====== Listed entries ======

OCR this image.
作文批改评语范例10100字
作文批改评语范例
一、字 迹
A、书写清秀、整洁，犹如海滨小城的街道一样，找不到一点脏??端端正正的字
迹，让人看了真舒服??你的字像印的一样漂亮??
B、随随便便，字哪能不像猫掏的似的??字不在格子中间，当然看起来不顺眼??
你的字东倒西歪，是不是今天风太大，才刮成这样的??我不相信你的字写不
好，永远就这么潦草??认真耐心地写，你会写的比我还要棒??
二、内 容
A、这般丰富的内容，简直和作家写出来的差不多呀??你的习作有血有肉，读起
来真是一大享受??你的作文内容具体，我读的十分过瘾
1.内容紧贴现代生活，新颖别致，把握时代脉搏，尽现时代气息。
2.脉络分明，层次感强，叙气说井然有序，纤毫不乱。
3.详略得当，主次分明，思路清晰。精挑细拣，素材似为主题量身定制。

======

The records above must be repeated exactly, every one of them.

OCR this image.
作文批改评语范例10100字
作文批改评语范例
一、字 迹
A、书写清秀、整洁，犹如海滨小城的街道一样，找不到一点脏??端端正正的字
迹，让人看了真舒服??你的字像印的一样漂亮??
B、随随便便，字哪能不像猫掏的似的??字不在格子中间，当然看起来不顺眼??
你的字东倒西歪，是不是今天风太大，才刮成这样的??我不相信你的字写不
好，永远就这么潦草??认真耐心地写，你会写的比我还要棒??
二、内 容
A、这般丰富的内容，简直和作家写出来的差不多呀??你的习作有血有肉，读起
来真是一大享受??你的作文内容具体，我读的十分过瘾
1.内容紧贴现代生活，新颖别致，把握时代脉搏，尽现时代气息。
2.脉络分明，层次感强，叙气说井然有序，纤毫不乱。
3.详略得当，主次分明，思路清晰。精挑细拣，素材似为主题量身定制。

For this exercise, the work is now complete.